Excerpt from a dataset:

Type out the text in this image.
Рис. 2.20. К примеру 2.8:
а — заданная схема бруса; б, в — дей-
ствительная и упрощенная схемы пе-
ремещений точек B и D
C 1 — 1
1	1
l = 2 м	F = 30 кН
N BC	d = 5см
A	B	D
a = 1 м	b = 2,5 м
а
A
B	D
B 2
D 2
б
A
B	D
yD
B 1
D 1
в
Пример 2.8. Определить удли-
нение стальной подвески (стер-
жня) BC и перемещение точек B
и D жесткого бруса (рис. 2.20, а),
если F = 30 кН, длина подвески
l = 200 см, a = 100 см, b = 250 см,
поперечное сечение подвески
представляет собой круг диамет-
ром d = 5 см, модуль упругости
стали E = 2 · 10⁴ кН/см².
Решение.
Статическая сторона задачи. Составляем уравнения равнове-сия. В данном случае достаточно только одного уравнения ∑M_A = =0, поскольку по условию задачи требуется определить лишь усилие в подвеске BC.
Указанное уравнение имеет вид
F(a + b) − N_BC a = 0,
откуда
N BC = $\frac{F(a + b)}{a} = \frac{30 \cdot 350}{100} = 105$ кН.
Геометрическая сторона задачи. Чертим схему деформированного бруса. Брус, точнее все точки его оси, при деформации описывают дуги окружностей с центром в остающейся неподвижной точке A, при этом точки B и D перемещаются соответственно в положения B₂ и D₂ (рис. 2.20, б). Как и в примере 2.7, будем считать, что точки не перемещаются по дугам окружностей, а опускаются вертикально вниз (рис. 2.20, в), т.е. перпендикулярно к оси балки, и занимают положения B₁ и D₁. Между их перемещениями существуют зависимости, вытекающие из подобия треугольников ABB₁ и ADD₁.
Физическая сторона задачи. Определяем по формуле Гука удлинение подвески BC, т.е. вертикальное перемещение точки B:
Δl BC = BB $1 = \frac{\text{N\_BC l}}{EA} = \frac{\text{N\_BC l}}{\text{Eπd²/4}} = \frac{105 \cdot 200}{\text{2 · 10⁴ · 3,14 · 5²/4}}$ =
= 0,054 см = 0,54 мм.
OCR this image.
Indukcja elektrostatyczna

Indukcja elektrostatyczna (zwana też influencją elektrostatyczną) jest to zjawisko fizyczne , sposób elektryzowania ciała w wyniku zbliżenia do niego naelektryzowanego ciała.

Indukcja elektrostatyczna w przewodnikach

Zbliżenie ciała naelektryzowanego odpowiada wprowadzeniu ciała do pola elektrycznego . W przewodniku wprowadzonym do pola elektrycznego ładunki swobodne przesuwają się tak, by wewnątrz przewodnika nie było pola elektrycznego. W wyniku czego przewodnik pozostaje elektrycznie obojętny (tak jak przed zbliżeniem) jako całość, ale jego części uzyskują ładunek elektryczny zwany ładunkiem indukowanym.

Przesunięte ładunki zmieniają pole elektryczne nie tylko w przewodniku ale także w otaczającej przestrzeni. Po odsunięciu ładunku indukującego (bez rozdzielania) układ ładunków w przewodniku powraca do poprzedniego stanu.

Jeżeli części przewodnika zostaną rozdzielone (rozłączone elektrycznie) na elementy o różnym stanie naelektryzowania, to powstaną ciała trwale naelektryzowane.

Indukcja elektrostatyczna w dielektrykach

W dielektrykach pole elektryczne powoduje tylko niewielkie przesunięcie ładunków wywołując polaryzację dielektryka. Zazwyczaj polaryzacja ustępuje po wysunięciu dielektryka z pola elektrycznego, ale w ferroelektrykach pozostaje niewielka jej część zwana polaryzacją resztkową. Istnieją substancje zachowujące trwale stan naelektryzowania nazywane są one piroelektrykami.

» Work to do: State how many lines above include the word "точки", and nothing more.

» Written reply: 2